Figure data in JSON
————————

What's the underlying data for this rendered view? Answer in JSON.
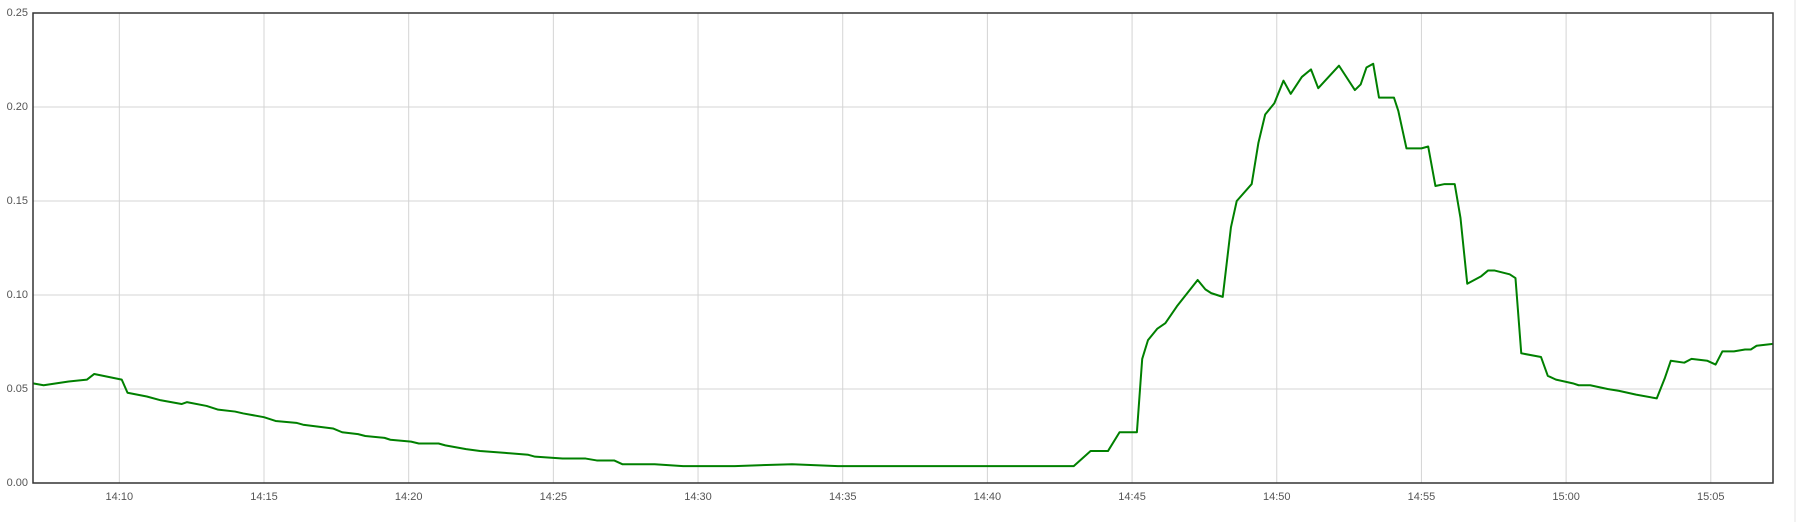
{
  "chart_data": {
    "type": "line",
    "x": [
      "14:07:01",
      "14:07:23",
      "14:08:15",
      "14:08:53",
      "14:09:08",
      "14:10:05",
      "14:10:17",
      "14:10:57",
      "14:11:26",
      "14:12:09",
      "14:12:20",
      "14:13:01",
      "14:13:25",
      "14:14:00",
      "14:14:17",
      "14:15:00",
      "14:15:24",
      "14:16:07",
      "14:16:21",
      "14:17:23",
      "14:17:42",
      "14:18:15",
      "14:18:30",
      "14:19:10",
      "14:19:22",
      "14:20:05",
      "14:20:21",
      "14:21:02",
      "14:21:16",
      "14:21:59",
      "14:22:28",
      "14:23:20",
      "14:24:08",
      "14:24:22",
      "14:25:19",
      "14:26:07",
      "14:26:30",
      "14:27:06",
      "14:27:23",
      "14:28:06",
      "14:28:30",
      "14:29:29",
      "14:31:16",
      "14:33:15",
      "14:34:50",
      "14:35:26",
      "14:37:13",
      "14:38:25",
      "14:39:36",
      "14:41:23",
      "14:41:35",
      "14:42:59",
      "14:43:34",
      "14:44:10",
      "14:44:34",
      "14:45:10",
      "14:45:21",
      "14:45:33",
      "14:45:52",
      "14:46:09",
      "14:46:33",
      "14:47:16",
      "14:47:32",
      "14:47:44",
      "14:48:08",
      "14:48:25",
      "14:48:37",
      "14:49:08",
      "14:49:22",
      "14:49:36",
      "14:49:55",
      "14:50:14",
      "14:50:29",
      "14:50:52",
      "14:51:11",
      "14:51:26",
      "14:52:09",
      "14:52:42",
      "14:52:54",
      "14:53:06",
      "14:53:20",
      "14:53:32",
      "14:54:03",
      "14:54:12",
      "14:54:29",
      "14:55:00",
      "14:55:14",
      "14:55:29",
      "14:55:48",
      "14:56:09",
      "14:56:21",
      "14:56:35",
      "14:57:04",
      "14:57:18",
      "14:57:32",
      "14:58:03",
      "14:58:15",
      "14:58:27",
      "14:59:08",
      "14:59:22",
      "14:59:39",
      "15:00:14",
      "15:00:26",
      "15:00:50",
      "15:01:26",
      "15:01:50",
      "15:02:25",
      "15:03:08",
      "15:03:25",
      "15:03:37",
      "15:04:05",
      "15:04:20",
      "15:04:53",
      "15:05:10",
      "15:05:24",
      "15:05:48",
      "15:06:11",
      "15:06:23",
      "15:06:35",
      "15:07:09"
    ],
    "series": [
      {
        "color": "#008000",
        "values": [
          0.053,
          0.052,
          0.054,
          0.055,
          0.058,
          0.055,
          0.048,
          0.046,
          0.044,
          0.042,
          0.043,
          0.041,
          0.039,
          0.038,
          0.037,
          0.035,
          0.033,
          0.032,
          0.031,
          0.029,
          0.027,
          0.026,
          0.025,
          0.024,
          0.023,
          0.022,
          0.021,
          0.021,
          0.02,
          0.018,
          0.017,
          0.016,
          0.015,
          0.014,
          0.013,
          0.013,
          0.012,
          0.012,
          0.01,
          0.01,
          0.01,
          0.009,
          0.009,
          0.01,
          0.009,
          0.009,
          0.009,
          0.009,
          0.009,
          0.009,
          0.009,
          0.009,
          0.017,
          0.017,
          0.027,
          0.027,
          0.066,
          0.076,
          0.082,
          0.085,
          0.094,
          0.108,
          0.103,
          0.101,
          0.099,
          0.136,
          0.15,
          0.159,
          0.181,
          0.196,
          0.202,
          0.214,
          0.207,
          0.216,
          0.22,
          0.21,
          0.222,
          0.209,
          0.212,
          0.221,
          0.223,
          0.205,
          0.205,
          0.198,
          0.178,
          0.178,
          0.179,
          0.158,
          0.159,
          0.159,
          0.141,
          0.106,
          0.11,
          0.113,
          0.113,
          0.111,
          0.109,
          0.069,
          0.067,
          0.057,
          0.055,
          0.053,
          0.052,
          0.052,
          0.05,
          0.049,
          0.047,
          0.045,
          0.056,
          0.065,
          0.064,
          0.066,
          0.065,
          0.063,
          0.07,
          0.07,
          0.071,
          0.071,
          0.073,
          0.074
        ]
      }
    ],
    "xlim": [
      "14:07:01",
      "15:07:09"
    ],
    "xticks": [
      "14:10",
      "14:15",
      "14:20",
      "14:25",
      "14:30",
      "14:35",
      "14:40",
      "14:45",
      "14:50",
      "14:55",
      "15:00",
      "15:05"
    ],
    "ylim": [
      0,
      0.25
    ],
    "yticks": [
      {
        "value": 0,
        "label": "0.00"
      },
      0.05,
      {
        "value": 0.1,
        "label": "0.10"
      },
      0.15,
      {
        "value": 0.2,
        "label": "0.20"
      },
      0.25
    ],
    "grid": true
  }
}
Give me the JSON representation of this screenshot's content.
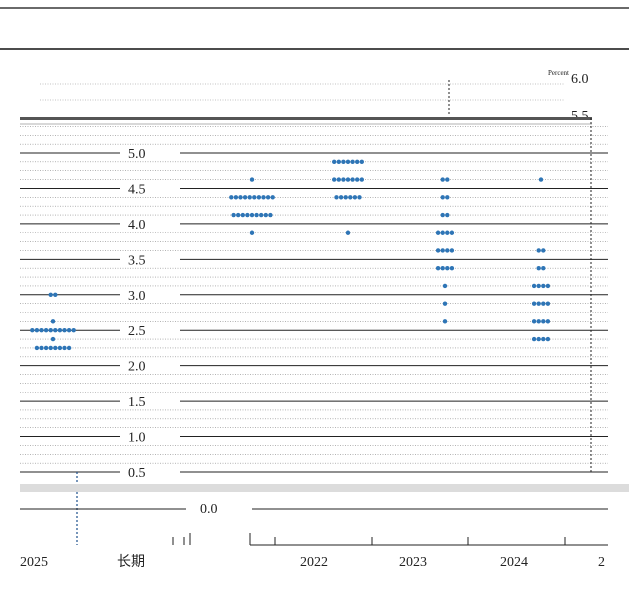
{
  "chart_data": {
    "type": "scatter",
    "title": "",
    "ylabel": "Percent",
    "ylim": [
      0,
      6
    ],
    "y_ticks": [
      "6.0",
      "5.5",
      "5.0",
      "4.5",
      "4.0",
      "3.5",
      "3.0",
      "2.5",
      "2.0",
      "1.5",
      "1.0",
      "0.5",
      "0.0"
    ],
    "x_labels": [
      "2025",
      "长期",
      "2022",
      "2023",
      "2024",
      "2"
    ],
    "series": [
      {
        "category": "2025",
        "points": [
          {
            "y": 3.0,
            "count": 2
          },
          {
            "y": 2.625,
            "count": 1
          },
          {
            "y": 2.5,
            "count": 10
          },
          {
            "y": 2.375,
            "count": 1
          },
          {
            "y": 2.25,
            "count": 8
          }
        ]
      },
      {
        "category": "2022",
        "points": [
          {
            "y": 4.625,
            "count": 1
          },
          {
            "y": 4.375,
            "count": 10
          },
          {
            "y": 4.125,
            "count": 9
          },
          {
            "y": 3.875,
            "count": 1
          }
        ]
      },
      {
        "category": "2023",
        "points": [
          {
            "y": 4.875,
            "count": 7
          },
          {
            "y": 4.625,
            "count": 7
          },
          {
            "y": 4.375,
            "count": 6
          },
          {
            "y": 3.875,
            "count": 1
          }
        ]
      },
      {
        "category": "2024",
        "points": [
          {
            "y": 4.625,
            "count": 2
          },
          {
            "y": 4.375,
            "count": 2
          },
          {
            "y": 4.125,
            "count": 2
          },
          {
            "y": 3.875,
            "count": 4
          },
          {
            "y": 3.625,
            "count": 4
          },
          {
            "y": 3.375,
            "count": 4
          },
          {
            "y": 3.125,
            "count": 1
          },
          {
            "y": 2.875,
            "count": 1
          },
          {
            "y": 2.625,
            "count": 1
          }
        ]
      },
      {
        "category": "2",
        "points": [
          {
            "y": 4.625,
            "count": 1
          },
          {
            "y": 3.625,
            "count": 2
          },
          {
            "y": 3.375,
            "count": 2
          },
          {
            "y": 3.125,
            "count": 4
          },
          {
            "y": 2.875,
            "count": 4
          },
          {
            "y": 2.625,
            "count": 4
          },
          {
            "y": 2.375,
            "count": 4
          }
        ]
      }
    ],
    "dot_color": "#2e75b6",
    "grid": true
  }
}
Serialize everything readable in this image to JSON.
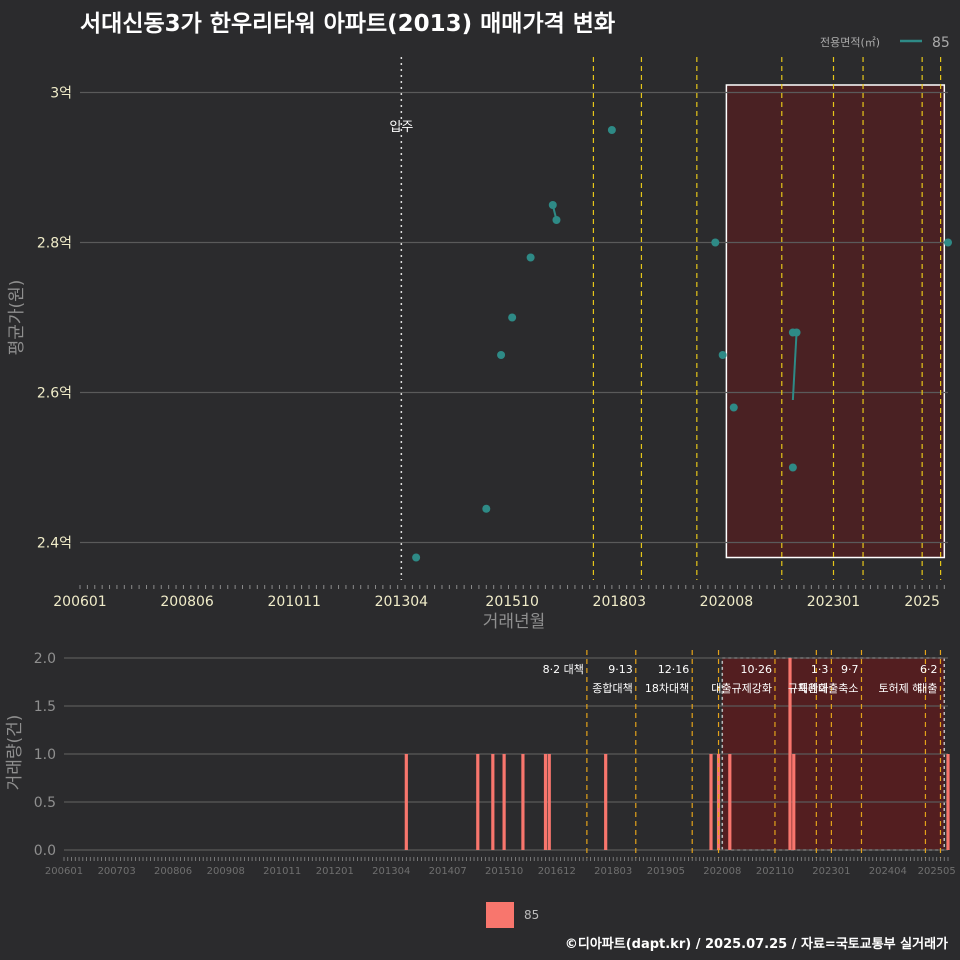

————————

Exercise »
Print out the lines exactly, skipping any picture.

Response »
What's the underlying data for this rendered view? Answer in JSON.
{
  "chart_data": {
    "type": "line",
    "x": [
      "14:07:01",
      "14:07:23",
      "14:08:15",
      "14:08:53",
      "14:09:08",
      "14:10:05",
      "14:10:17",
      "14:10:57",
      "14:11:26",
      "14:12:09",
      "14:12:20",
      "14:13:01",
      "14:13:25",
      "14:14:00",
      "14:14:17",
      "14:15:00",
      "14:15:24",
      "14:16:07",
      "14:16:21",
      "14:17:23",
      "14:17:42",
      "14:18:15",
      "14:18:30",
      "14:19:10",
      "14:19:22",
      "14:20:05",
      "14:20:21",
      "14:21:02",
      "14:21:16",
      "14:21:59",
      "14:22:28",
      "14:23:20",
      "14:24:08",
      "14:24:22",
      "14:25:19",
      "14:26:07",
      "14:26:30",
      "14:27:06",
      "14:27:23",
      "14:28:06",
      "14:28:30",
      "14:29:29",
      "14:31:16",
      "14:33:15",
      "14:34:50",
      "14:35:26",
      "14:37:13",
      "14:38:25",
      "14:39:36",
      "14:41:23",
      "14:41:35",
      "14:42:59",
      "14:43:34",
      "14:44:10",
      "14:44:34",
      "14:45:10",
      "14:45:21",
      "14:45:33",
      "14:45:52",
      "14:46:09",
      "14:46:33",
      "14:47:16",
      "14:47:32",
      "14:47:44",
      "14:48:08",
      "14:48:25",
      "14:48:37",
      "14:49:08",
      "14:49:22",
      "14:49:36",
      "14:49:55",
      "14:50:14",
      "14:50:29",
      "14:50:52",
      "14:51:11",
      "14:51:26",
      "14:52:09",
      "14:52:42",
      "14:52:54",
      "14:53:06",
      "14:53:20",
      "14:53:32",
      "14:54:03",
      "14:54:12",
      "14:54:29",
      "14:55:00",
      "14:55:14",
      "14:55:29",
      "14:55:48",
      "14:56:09",
      "14:56:21",
      "14:56:35",
      "14:57:04",
      "14:57:18",
      "14:57:32",
      "14:58:03",
      "14:58:15",
      "14:58:27",
      "14:59:08",
      "14:59:22",
      "14:59:39",
      "15:00:14",
      "15:00:26",
      "15:00:50",
      "15:01:26",
      "15:01:50",
      "15:02:25",
      "15:03:08",
      "15:03:25",
      "15:03:37",
      "15:04:05",
      "15:04:20",
      "15:04:53",
      "15:05:10",
      "15:05:24",
      "15:05:48",
      "15:06:11",
      "15:06:23",
      "15:06:35",
      "15:07:09"
    ],
    "series": [
      {
        "color": "#008000",
        "values": [
          0.053,
          0.052,
          0.054,
          0.055,
          0.058,
          0.055,
          0.048,
          0.046,
          0.044,
          0.042,
          0.043,
          0.041,
          0.039,
          0.038,
          0.037,
          0.035,
          0.033,
          0.032,
          0.031,
          0.029,
          0.027,
          0.026,
          0.025,
          0.024,
          0.023,
          0.022,
          0.021,
          0.021,
          0.02,
          0.018,
          0.017,
          0.016,
          0.015,
          0.014,
          0.013,
          0.013,
          0.012,
          0.012,
          0.01,
          0.01,
          0.01,
          0.009,
          0.009,
          0.01,
          0.009,
          0.009,
          0.009,
          0.009,
          0.009,
          0.009,
          0.009,
          0.009,
          0.017,
          0.017,
          0.027,
          0.027,
          0.066,
          0.076,
          0.082,
          0.085,
          0.094,
          0.108,
          0.103,
          0.101,
          0.099,
          0.136,
          0.15,
          0.159,
          0.181,
          0.196,
          0.202,
          0.214,
          0.207,
          0.216,
          0.22,
          0.21,
          0.222,
          0.209,
          0.212,
          0.221,
          0.223,
          0.205,
          0.205,
          0.198,
          0.178,
          0.178,
          0.179,
          0.158,
          0.159,
          0.159,
          0.141,
          0.106,
          0.11,
          0.113,
          0.113,
          0.111,
          0.109,
          0.069,
          0.067,
          0.057,
          0.055,
          0.053,
          0.052,
          0.052,
          0.05,
          0.049,
          0.047,
          0.045,
          0.056,
          0.065,
          0.064,
          0.066,
          0.065,
          0.063,
          0.07,
          0.07,
          0.071,
          0.071,
          0.073,
          0.074
        ]
      }
    ],
    "xlim": [
      "14:07:01",
      "15:07:09"
    ],
    "xticks": [
      "14:10",
      "14:15",
      "14:20",
      "14:25",
      "14:30",
      "14:35",
      "14:40",
      "14:45",
      "14:50",
      "14:55",
      "15:00",
      "15:05"
    ],
    "ylim": [
      0,
      0.25
    ],
    "yticks": [
      {
        "value": 0,
        "label": "0.00"
      },
      0.05,
      {
        "value": 0.1,
        "label": "0.10"
      },
      0.15,
      {
        "value": 0.2,
        "label": "0.20"
      },
      0.25
    ],
    "grid": true
  }
}
Give me the JSON representation of this screenshot's content.
{
  "chart_data": {
    "type": "scatter",
    "title": "",
    "ylabel": "Percent",
    "ylim": [
      0,
      6
    ],
    "y_ticks": [
      "6.0",
      "5.5",
      "5.0",
      "4.5",
      "4.0",
      "3.5",
      "3.0",
      "2.5",
      "2.0",
      "1.5",
      "1.0",
      "0.5",
      "0.0"
    ],
    "x_labels": [
      "2025",
      "长期",
      "2022",
      "2023",
      "2024",
      "2"
    ],
    "series": [
      {
        "category": "2025",
        "points": [
          {
            "y": 3.0,
            "count": 2
          },
          {
            "y": 2.625,
            "count": 1
          },
          {
            "y": 2.5,
            "count": 10
          },
          {
            "y": 2.375,
            "count": 1
          },
          {
            "y": 2.25,
            "count": 8
          }
        ]
      },
      {
        "category": "2022",
        "points": [
          {
            "y": 4.625,
            "count": 1
          },
          {
            "y": 4.375,
            "count": 10
          },
          {
            "y": 4.125,
            "count": 9
          },
          {
            "y": 3.875,
            "count": 1
          }
        ]
      },
      {
        "category": "2023",
        "points": [
          {
            "y": 4.875,
            "count": 7
          },
          {
            "y": 4.625,
            "count": 7
          },
          {
            "y": 4.375,
            "count": 6
          },
          {
            "y": 3.875,
            "count": 1
          }
        ]
      },
      {
        "category": "2024",
        "points": [
          {
            "y": 4.625,
            "count": 2
          },
          {
            "y": 4.375,
            "count": 2
          },
          {
            "y": 4.125,
            "count": 2
          },
          {
            "y": 3.875,
            "count": 4
          },
          {
            "y": 3.625,
            "count": 4
          },
          {
            "y": 3.375,
            "count": 4
          },
          {
            "y": 3.125,
            "count": 1
          },
          {
            "y": 2.875,
            "count": 1
          },
          {
            "y": 2.625,
            "count": 1
          }
        ]
      },
      {
        "category": "2",
        "points": [
          {
            "y": 4.625,
            "count": 1
          },
          {
            "y": 3.625,
            "count": 2
          },
          {
            "y": 3.375,
            "count": 2
          },
          {
            "y": 3.125,
            "count": 4
          },
          {
            "y": 2.875,
            "count": 4
          },
          {
            "y": 2.625,
            "count": 4
          },
          {
            "y": 2.375,
            "count": 4
          }
        ]
      }
    ],
    "dot_color": "#2e75b6",
    "grid": true
  }
}
Serialize everything readable in this image to JSON.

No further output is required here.